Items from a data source

○ ○ ○ ○

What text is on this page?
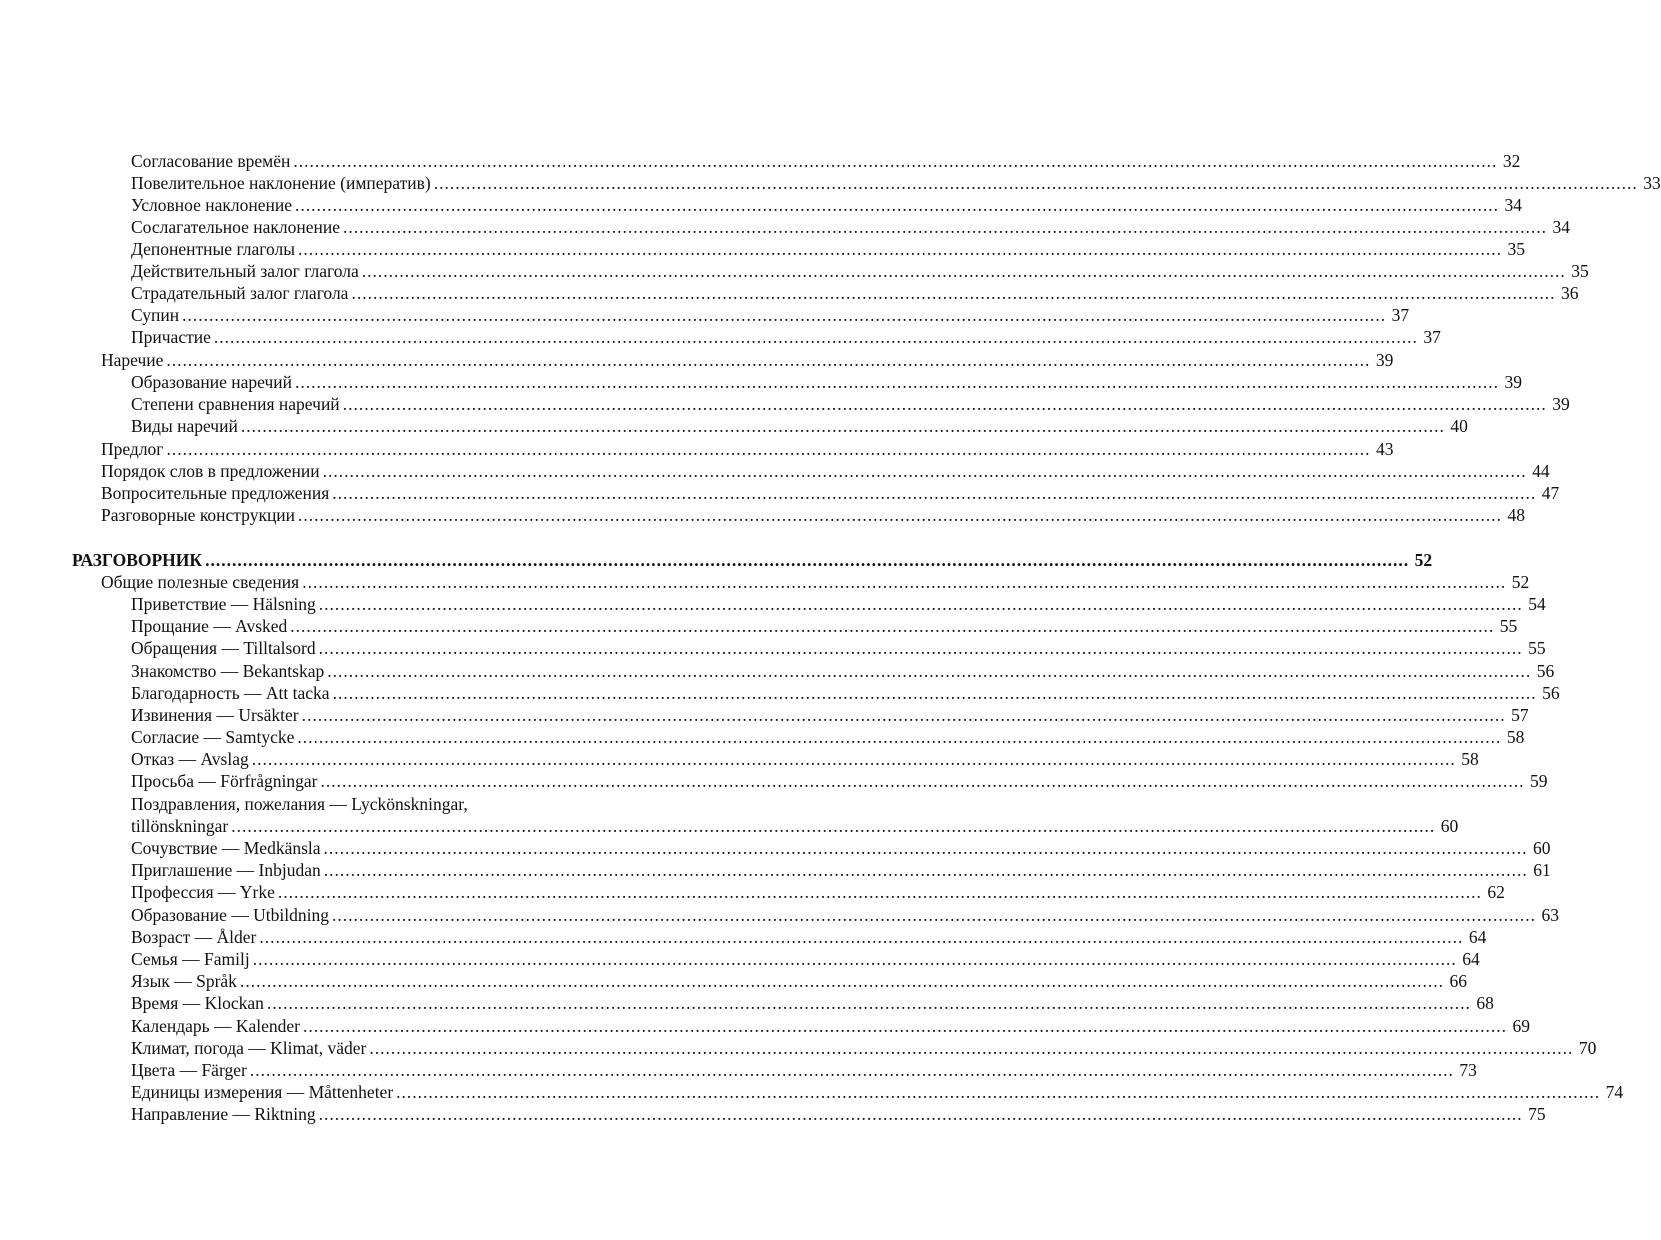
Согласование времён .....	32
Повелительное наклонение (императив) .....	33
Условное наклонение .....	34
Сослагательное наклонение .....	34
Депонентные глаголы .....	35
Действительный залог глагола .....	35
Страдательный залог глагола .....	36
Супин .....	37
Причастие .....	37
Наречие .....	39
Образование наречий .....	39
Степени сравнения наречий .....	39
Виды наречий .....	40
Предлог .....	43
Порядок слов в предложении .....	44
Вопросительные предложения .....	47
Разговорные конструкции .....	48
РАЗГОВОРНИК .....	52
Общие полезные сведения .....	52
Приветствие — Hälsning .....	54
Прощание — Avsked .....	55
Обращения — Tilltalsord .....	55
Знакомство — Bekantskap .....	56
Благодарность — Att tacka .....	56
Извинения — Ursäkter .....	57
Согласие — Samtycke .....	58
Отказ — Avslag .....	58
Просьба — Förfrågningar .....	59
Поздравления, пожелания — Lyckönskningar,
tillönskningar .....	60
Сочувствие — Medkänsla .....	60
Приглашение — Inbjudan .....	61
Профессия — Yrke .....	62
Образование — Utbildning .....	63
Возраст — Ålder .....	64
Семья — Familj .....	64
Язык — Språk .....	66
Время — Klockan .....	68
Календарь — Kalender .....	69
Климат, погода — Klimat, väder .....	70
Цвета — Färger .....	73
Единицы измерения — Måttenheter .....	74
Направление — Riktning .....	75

○ ○ ○ ○

STATED EXERCISE: Look through the entries above; copy every line holding the string "глагола".

TASK ANSWER:
Действительный залог глагола .....	35
Страдательный залог глагола .....	36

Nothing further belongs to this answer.